» TASK INPUTS:
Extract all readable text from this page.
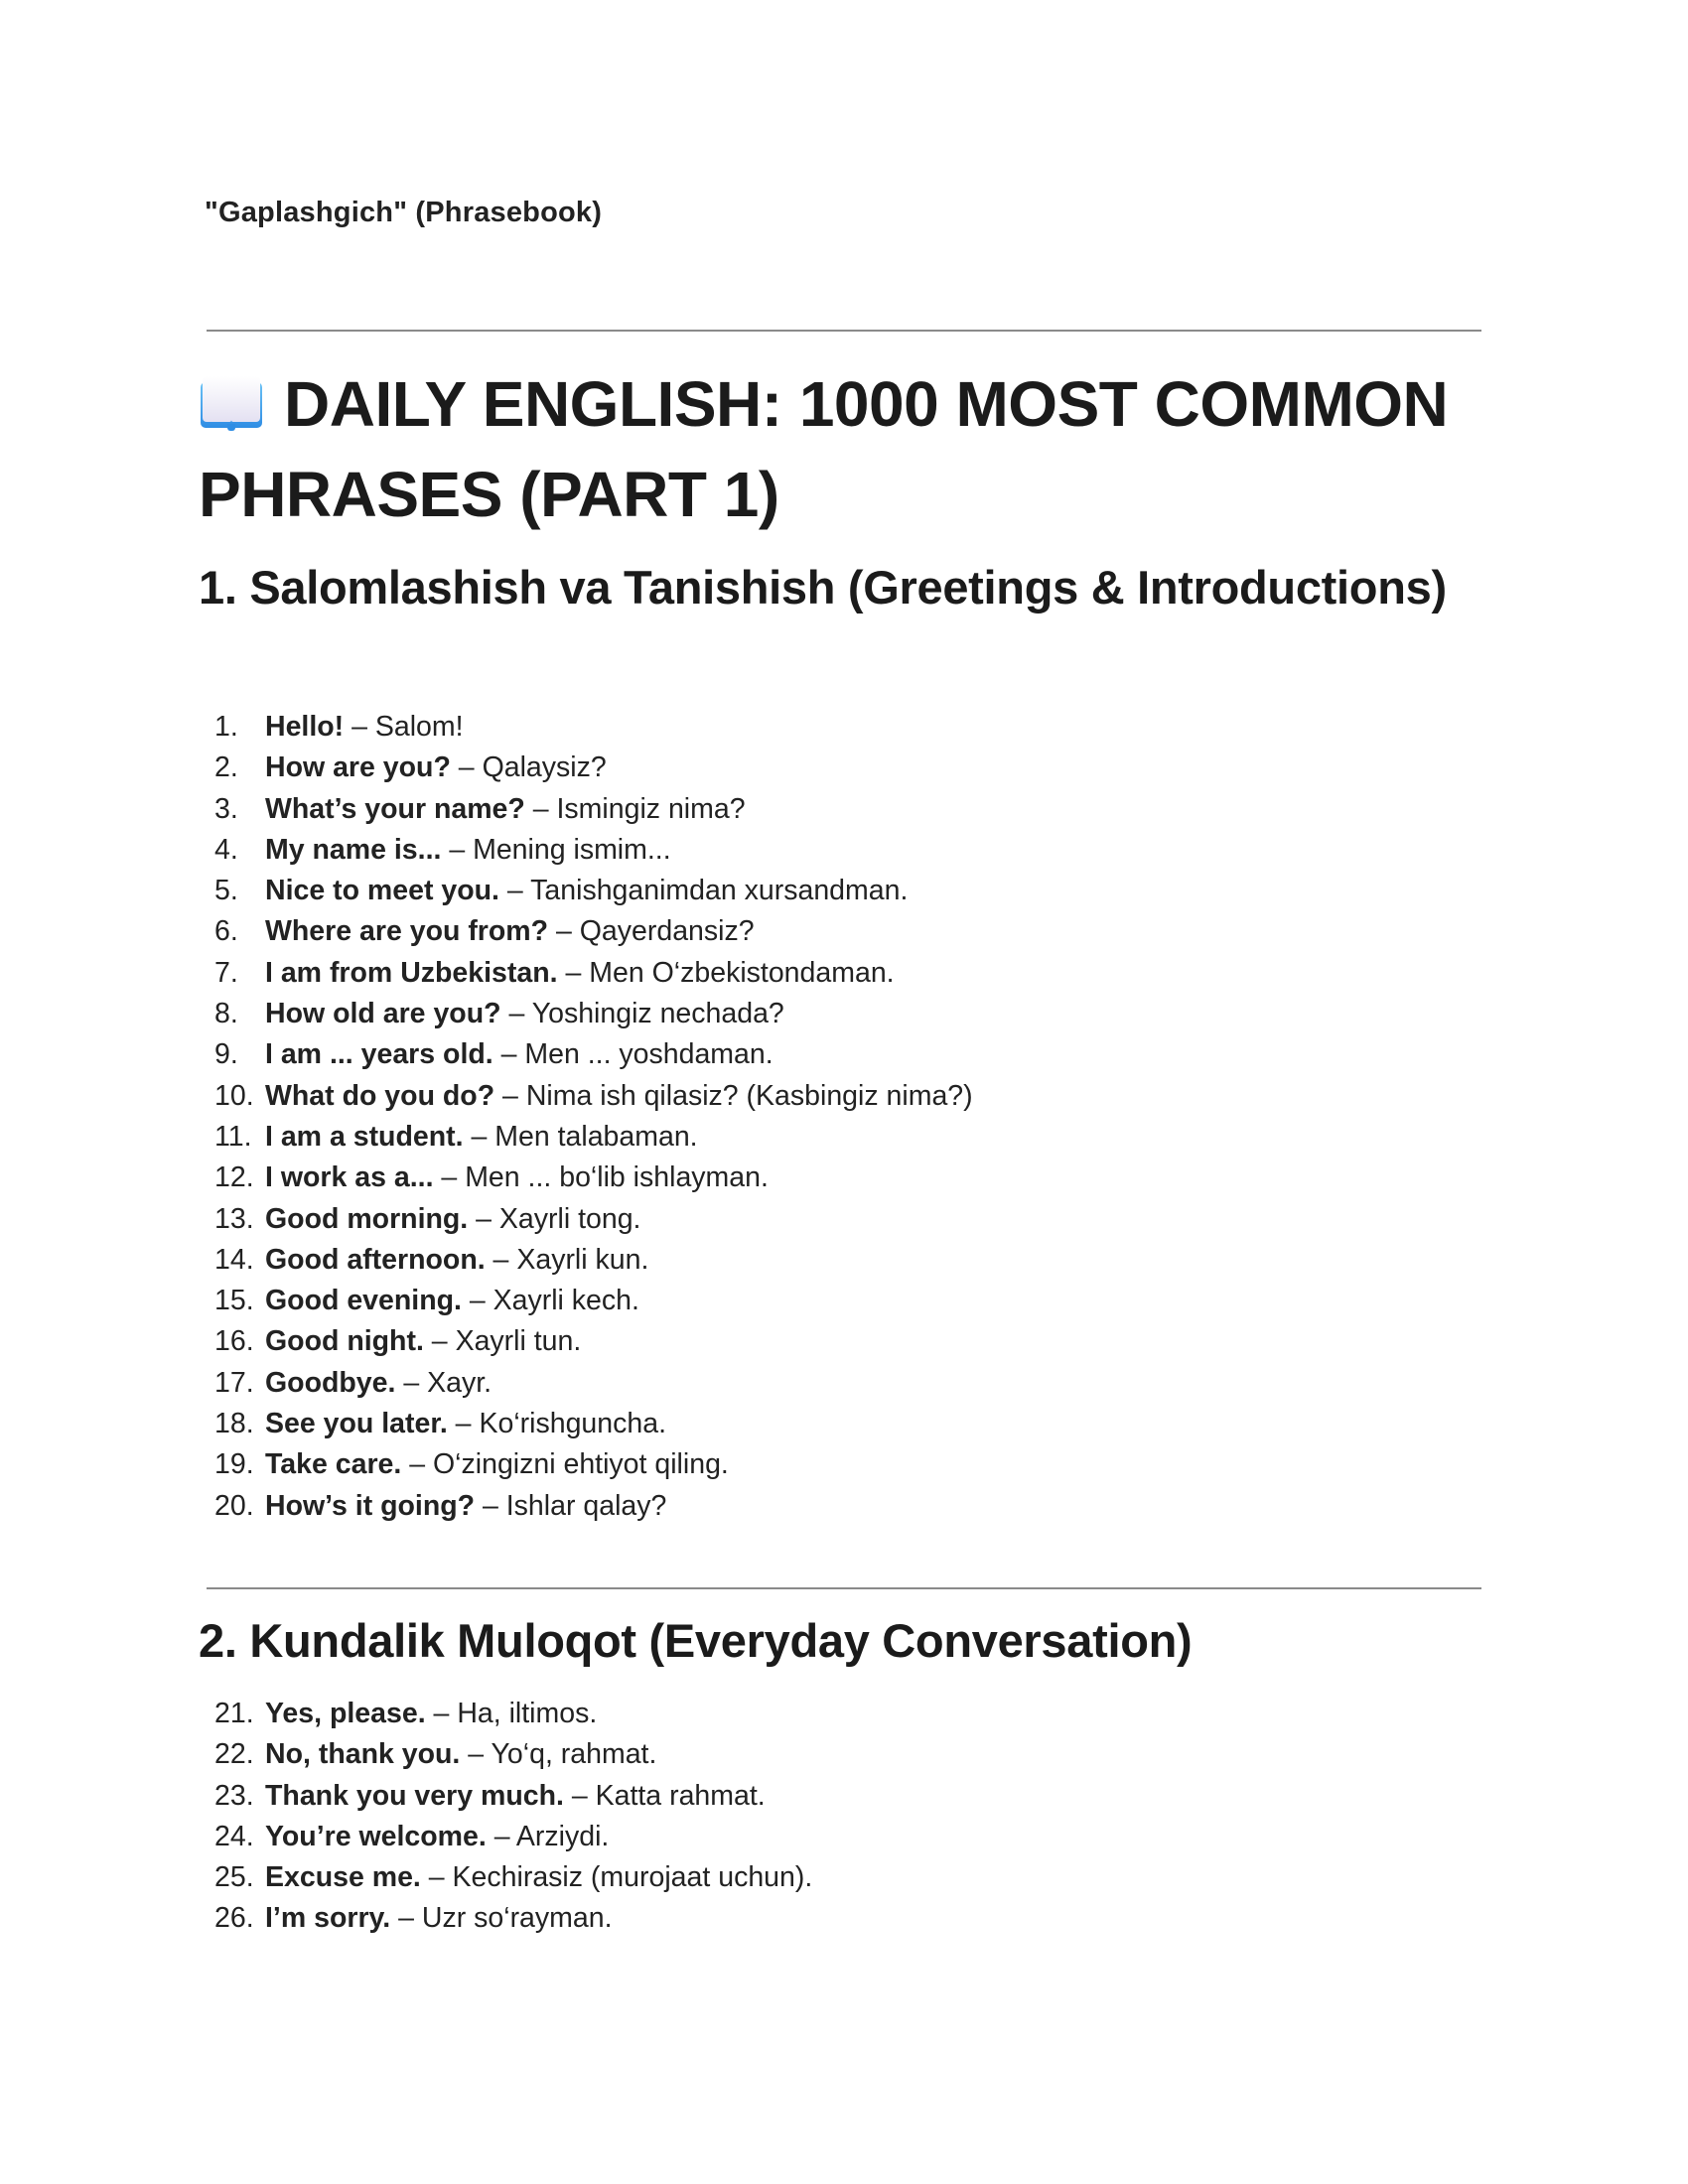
"Gaplashgich" (Phrasebook)
DAILY ENGLISH: 1000 MOST COMMON PHRASES (PART 1)
1. Salomlashish va Tanishish (Greetings & Introductions)
1. Hello! – Salom!
2. How are you? – Qalaysiz?
3. What’s your name? – Ismingiz nima?
4. My name is... – Mening ismim...
5. Nice to meet you. – Tanishganimdan xursandman.
6. Where are you from? – Qayerdansiz?
7. I am from Uzbekistan. – Men O‘zbekistondaman.
8. How old are you? – Yoshingiz nechada?
9. I am ... years old. – Men ... yoshdaman.
10. What do you do? – Nima ish qilasiz? (Kasbingiz nima?)
11. I am a student. – Men talabaman.
12. I work as a... – Men ... bo‘lib ishlayman.
13. Good morning. – Xayrli tong.
14. Good afternoon. – Xayrli kun.
15. Good evening. – Xayrli kech.
16. Good night. – Xayrli tun.
17. Goodbye. – Xayr.
18. See you later. – Ko‘rishguncha.
19. Take care. – O‘zingizni ehtiyot qiling.
20. How’s it going? – Ishlar qalay?
2. Kundalik Muloqot (Everyday Conversation)
21. Yes, please. – Ha, iltimos.
22. No, thank you. – Yo‘q, rahmat.
23. Thank you very much. – Katta rahmat.
24. You’re welcome. – Arziydi.
25. Excuse me. – Kechirasiz (murojaat uchun).
26. I’m sorry. – Uzr so‘rayman.
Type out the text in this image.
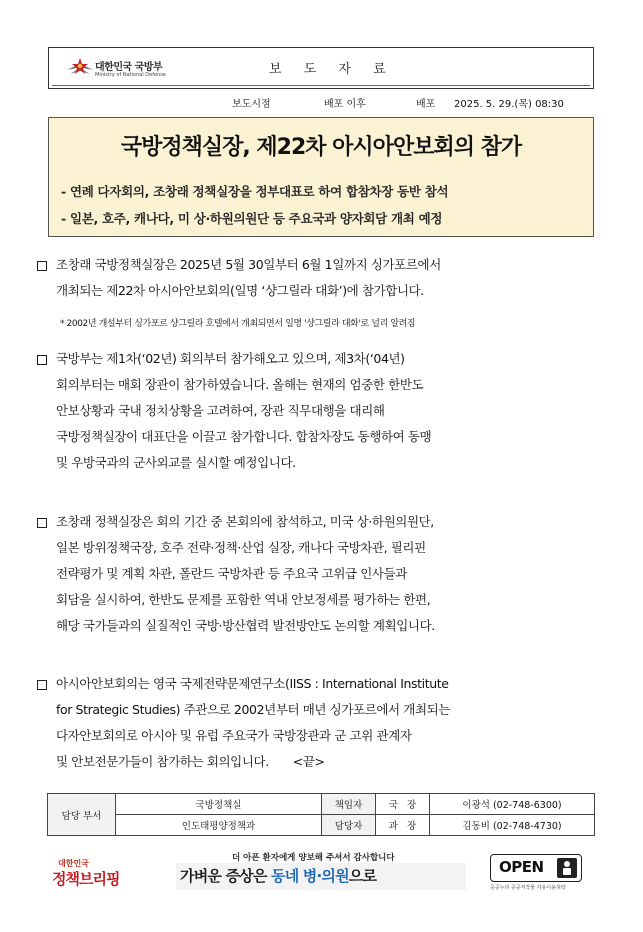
대한민국 국방부
Ministry of National Defense	보 도 자 료
보도시점	배포 이후	배포 2025. 5. 29.(목) 08:30
국방정책실장, 제22차 아시아안보회의 참가
- 연례 다자회의, 조창래 정책실장을 정부대표로 하여 합참차장 동반 참석
- 일본, 호주, 캐나다, 미 상·하원의원단 등 주요국과 양자회담 개최 예정
조창래 국방정책실장은 2025년 5월 30일부터 6월 1일까지 싱가포르에서
개최되는 제22차 아시아안보회의(일명 ‘샹그릴라 대화’)에 참가합니다.
* 2002년 개설부터 싱가포르 샹그릴라 호텔에서 개최되면서 일명 '샹그릴라 대화'로 널리 알려짐
국방부는 제1차(‘02년) 회의부터 참가해오고 있으며, 제3차(‘04년)
회의부터는 매회 장관이 참가하였습니다. 올해는 현재의 엄중한 한반도
안보상황과 국내 정치상황을 고려하여, 장관 직무대행을 대리해
국방정책실장이 대표단을 이끌고 참가합니다. 합참차장도 동행하여 동맹
및 우방국과의 군사외교를 실시할 예정입니다.
조창래 정책실장은 회의 기간 중 본회의에 참석하고, 미국 상·하원의원단,
일본 방위정책국장, 호주 전략·정책·산업 실장, 캐나다 국방차관, 필리핀
전략평가 및 계획 차관, 폴란드 국방차관 등 주요국 고위급 인사들과
회담을 실시하여, 한반도 문제를 포함한 역내 안보정세를 평가하는 한편,
해당 국가들과의 실질적인 국방·방산협력 발전방안도 논의할 계획입니다.
아시아안보회의는 영국 국제전략문제연구소(IISS : International Institute
for Strategic Studies) 주관으로 2002년부터 매년 싱가포르에서 개최되는
다자안보회의로 아시아 및 유럽 주요국가 국방장관과 군 고위 관계자
및 안보전문가들이 참가하는 회의입니다. <끝>
담당 부서	국방정책실	책임자	국   장	이광석 (02-748-6300)
	인도태평양정책과	담당자	과   장	김동비 (02-748-4730)
대한민국
정책브리핑
더 아픈 환자에게 양보해 주셔서 감사합니다
가벼운 증상은 동네 병·의원으로	OPEN
공공누리 공공저작물 자유이용허락
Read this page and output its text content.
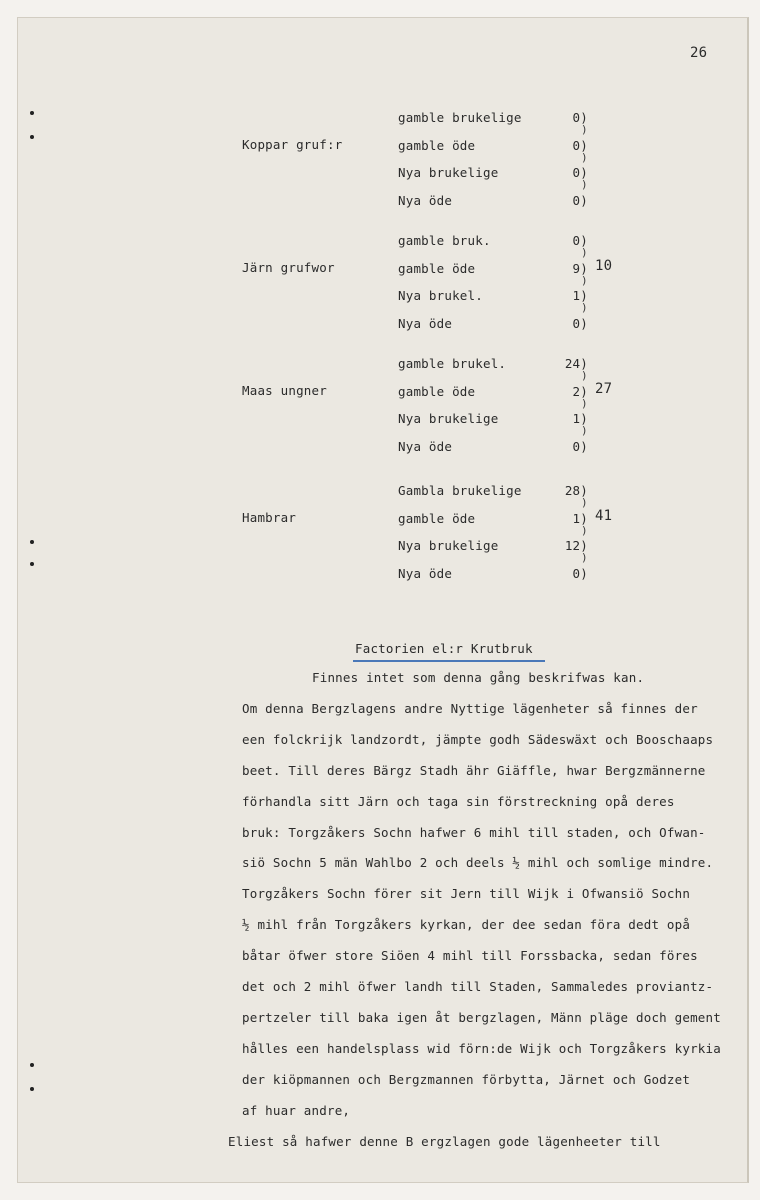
26
Koppar gruf:r
gamble brukelige	0)
)
gamble öde	0)
)
Nya brukelige	0)
)
Nya öde	0)
Järn grufwor
gamble bruk.	0)
)
gamble öde	9)
)
Nya brukel.	1)
)
Nya öde	0)
10
Maas ungner
gamble brukel.	24)
)
gamble öde	2)
)
Nya brukelige	1)
)
Nya öde	0)
27
Hambrar
Gambla brukelige	28)
)
gamble öde	1)
)
Nya brukelige	12)
)
Nya öde	0)
41
Factorien el:r Krutbruk
Finnes intet som denna gång beskrifwas kan.
Om denna Bergzlagens andre Nyttige lägenheter så finnes der
een folckrijk landzordt, jämpte godh Sädeswäxt och Booschaaps
beet. Till deres Bärgz Stadh ähr Giäffle, hwar Bergzmännerne
förhandla sitt Järn och taga sin förstreckning opå deres
bruk: Torgzåkers Sochn hafwer 6 mihl till staden, och Ofwan-
siö Sochn 5 män Wahlbo 2 och deels ½ mihl och somlige mindre.
Torgzåkers Sochn förer sit Jern till Wijk i Ofwansiö Sochn
½ mihl från Torgzåkers kyrkan, der dee sedan föra dedt opå
båtar öfwer store Siöen 4 mihl till Forssbacka, sedan föres
det och 2 mihl öfwer landh till Staden, Sammaledes proviantz-
pertzeler till baka igen åt bergzlagen, Männ pläge doch gement
hålles een handelsplass wid förn:de Wijk och Torgzåkers kyrkia
der kiöpmannen och Bergzmannen förbytta, Järnet och Godzet
af huar andre,
Eliest så hafwer denne B ergzlagen gode lägenheeter till
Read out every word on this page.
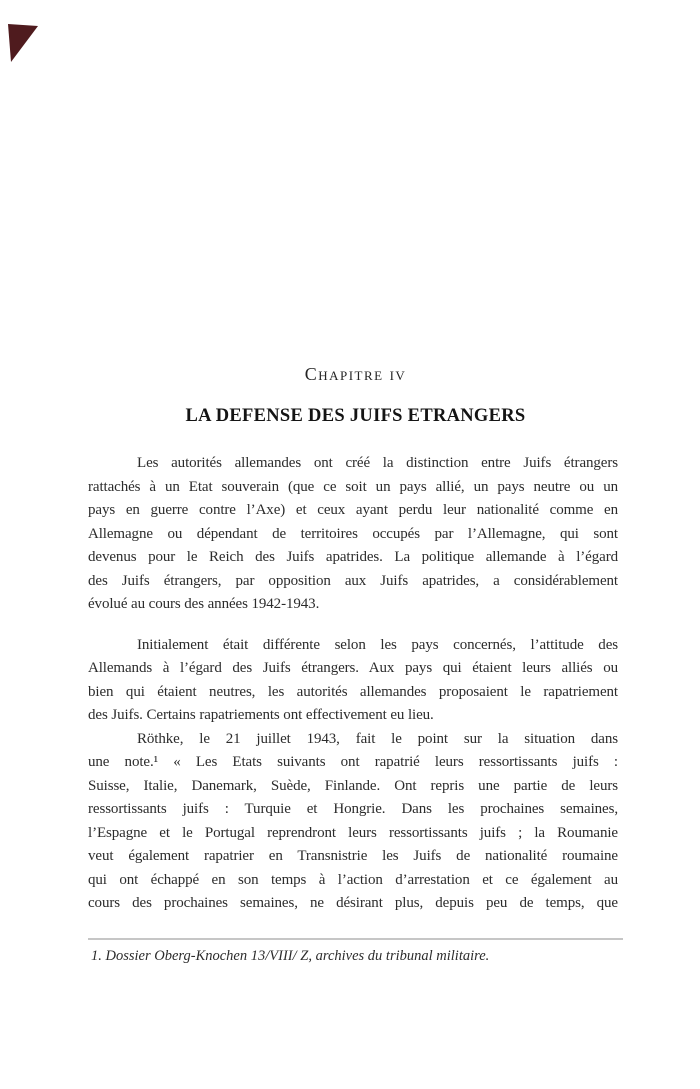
Chapitre iv
LA DEFENSE DES JUIFS ETRANGERS
Les autorités allemandes ont créé la distinction entre Juifs étrangers
rattachés à un Etat souverain (que ce soit un pays allié, un pays neutre ou un
pays en guerre contre l’Axe) et ceux ayant perdu leur nationalité comme en
Allemagne ou dépendant de territoires occupés par l’Allemagne, qui sont
devenus pour le Reich des Juifs apatrides. La politique allemande à l’égard
des Juifs étrangers, par opposition aux Juifs apatrides, a considérablement
évolué au cours des années 1942-1943.
Initialement était différente selon les pays concernés, l’attitude des
Allemands à l’égard des Juifs étrangers. Aux pays qui étaient leurs alliés ou
bien qui étaient neutres, les autorités allemandes proposaient le rapatriement
des Juifs. Certains rapatriements ont effectivement eu lieu.
Röthke, le 21 juillet 1943, fait le point sur la situation dans
une note.¹ « Les Etats suivants ont rapatrié leurs ressortissants juifs :
Suisse, Italie, Danemark, Suède, Finlande. Ont repris une partie de leurs
ressortissants juifs : Turquie et Hongrie. Dans les prochaines semaines,
l’Espagne et le Portugal reprendront leurs ressortissants juifs ; la Roumanie
veut également rapatrier en Transnistrie les Juifs de nationalité roumaine
qui ont échappé en son temps à l’action d’arrestation et ce également au
cours des prochaines semaines, ne désirant plus, depuis peu de temps, que
1. Dossier Oberg-Knochen 13/VIII/ Z, archives du tribunal militaire.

» EXERCISE REQUIREMENTS:
Go back to the records above and write them out exactly, without the pictures.

» TASK RESPONSE:
Extract all readable text from this page.
"Gaplashgich" (Phrasebook)
DAILY ENGLISH: 1000 MOST COMMON PHRASES (PART 1)
1. Salomlashish va Tanishish (Greetings & Introductions)
1. Hello! – Salom!
2. How are you? – Qalaysiz?
3. What’s your name? – Ismingiz nima?
4. My name is... – Mening ismim...
5. Nice to meet you. – Tanishganimdan xursandman.
6. Where are you from? – Qayerdansiz?
7. I am from Uzbekistan. – Men O‘zbekistondaman.
8. How old are you? – Yoshingiz nechada?
9. I am ... years old. – Men ... yoshdaman.
10. What do you do? – Nima ish qilasiz? (Kasbingiz nima?)
11. I am a student. – Men talabaman.
12. I work as a... – Men ... bo‘lib ishlayman.
13. Good morning. – Xayrli tong.
14. Good afternoon. – Xayrli kun.
15. Good evening. – Xayrli kech.
16. Good night. – Xayrli tun.
17. Goodbye. – Xayr.
18. See you later. – Ko‘rishguncha.
19. Take care. – O‘zingizni ehtiyot qiling.
20. How’s it going? – Ishlar qalay?
2. Kundalik Muloqot (Everyday Conversation)
21. Yes, please. – Ha, iltimos.
22. No, thank you. – Yo‘q, rahmat.
23. Thank you very much. – Katta rahmat.
24. You’re welcome. – Arziydi.
25. Excuse me. – Kechirasiz (murojaat uchun).
26. I’m sorry. – Uzr so‘rayman.
Type out the text in this image.
대한민국 국방부
Ministry of National Defense	보 도 자 료
보도시점	배포 이후	배포 2025. 5. 29.(목) 08:30
국방정책실장, 제22차 아시아안보회의 참가
- 연례 다자회의, 조창래 정책실장을 정부대표로 하여 합참차장 동반 참석
- 일본, 호주, 캐나다, 미 상·하원의원단 등 주요국과 양자회담 개최 예정
조창래 국방정책실장은 2025년 5월 30일부터 6월 1일까지 싱가포르에서
개최되는 제22차 아시아안보회의(일명 ‘샹그릴라 대화’)에 참가합니다.
* 2002년 개설부터 싱가포르 샹그릴라 호텔에서 개최되면서 일명 '샹그릴라 대화'로 널리 알려짐
국방부는 제1차(‘02년) 회의부터 참가해오고 있으며, 제3차(‘04년)
회의부터는 매회 장관이 참가하였습니다. 올해는 현재의 엄중한 한반도
안보상황과 국내 정치상황을 고려하여, 장관 직무대행을 대리해
국방정책실장이 대표단을 이끌고 참가합니다. 합참차장도 동행하여 동맹
및 우방국과의 군사외교를 실시할 예정입니다.
조창래 정책실장은 회의 기간 중 본회의에 참석하고, 미국 상·하원의원단,
일본 방위정책국장, 호주 전략·정책·산업 실장, 캐나다 국방차관, 필리핀
전략평가 및 계획 차관, 폴란드 국방차관 등 주요국 고위급 인사들과
회담을 실시하여, 한반도 문제를 포함한 역내 안보정세를 평가하는 한편,
해당 국가들과의 실질적인 국방·방산협력 발전방안도 논의할 계획입니다.
아시아안보회의는 영국 국제전략문제연구소(IISS : International Institute
for Strategic Studies) 주관으로 2002년부터 매년 싱가포르에서 개최되는
다자안보회의로 아시아 및 유럽 주요국가 국방장관과 군 고위 관계자
및 안보전문가들이 참가하는 회의입니다. <끝>
담당 부서	국방정책실	책임자	국   장	이광석 (02-748-6300)
	인도태평양정책과	담당자	과   장	김동비 (02-748-4730)
대한민국
정책브리핑
더 아픈 환자에게 양보해 주셔서 감사합니다
가벼운 증상은 동네 병·의원으로	OPEN
공공누리 공공저작물 자유이용허락
Read this page and output its text content.
26
Koppar gruf:r
gamble brukelige	0)
)
gamble öde	0)
)
Nya brukelige	0)
)
Nya öde	0)
Järn grufwor
gamble bruk.	0)
)
gamble öde	9)
)
Nya brukel.	1)
)
Nya öde	0)
10
Maas ungner
gamble brukel.	24)
)
gamble öde	2)
)
Nya brukelige	1)
)
Nya öde	0)
27
Hambrar
Gambla brukelige	28)
)
gamble öde	1)
)
Nya brukelige	12)
)
Nya öde	0)
41
Factorien el:r Krutbruk
Finnes intet som denna gång beskrifwas kan.
Om denna Bergzlagens andre Nyttige lägenheter så finnes der
een folckrijk landzordt, jämpte godh Sädeswäxt och Booschaaps
beet. Till deres Bärgz Stadh ähr Giäffle, hwar Bergzmännerne
förhandla sitt Järn och taga sin förstreckning opå deres
bruk: Torgzåkers Sochn hafwer 6 mihl till staden, och Ofwan-
siö Sochn 5 män Wahlbo 2 och deels ½ mihl och somlige mindre.
Torgzåkers Sochn förer sit Jern till Wijk i Ofwansiö Sochn
½ mihl från Torgzåkers kyrkan, der dee sedan föra dedt opå
båtar öfwer store Siöen 4 mihl till Forssbacka, sedan föres
det och 2 mihl öfwer landh till Staden, Sammaledes proviantz-
pertzeler till baka igen åt bergzlagen, Männ pläge doch gement
hålles een handelsplass wid förn:de Wijk och Torgzåkers kyrkia
der kiöpmannen och Bergzmannen förbytta, Järnet och Godzet
af huar andre,
Eliest så hafwer denne B ergzlagen gode lägenheeter till
Read out every word on this page.
Chapitre iv
LA DEFENSE DES JUIFS ETRANGERS
Les autorités allemandes ont créé la distinction entre Juifs étrangers
rattachés à un Etat souverain (que ce soit un pays allié, un pays neutre ou un
pays en guerre contre l’Axe) et ceux ayant perdu leur nationalité comme en
Allemagne ou dépendant de territoires occupés par l’Allemagne, qui sont
devenus pour le Reich des Juifs apatrides. La politique allemande à l’égard
des Juifs étrangers, par opposition aux Juifs apatrides, a considérablement
évolué au cours des années 1942-1943.
Initialement était différente selon les pays concernés, l’attitude des
Allemands à l’égard des Juifs étrangers. Aux pays qui étaient leurs alliés ou
bien qui étaient neutres, les autorités allemandes proposaient le rapatriement
des Juifs. Certains rapatriements ont effectivement eu lieu.
Röthke, le 21 juillet 1943, fait le point sur la situation dans
une note.¹ « Les Etats suivants ont rapatrié leurs ressortissants juifs :
Suisse, Italie, Danemark, Suède, Finlande. Ont repris une partie de leurs
ressortissants juifs : Turquie et Hongrie. Dans les prochaines semaines,
l’Espagne et le Portugal reprendront leurs ressortissants juifs ; la Roumanie
veut également rapatrier en Transnistrie les Juifs de nationalité roumaine
qui ont échappé en son temps à l’action d’arrestation et ce également au
cours des prochaines semaines, ne désirant plus, depuis peu de temps, que
1. Dossier Oberg-Knochen 13/VIII/ Z, archives du tribunal militaire.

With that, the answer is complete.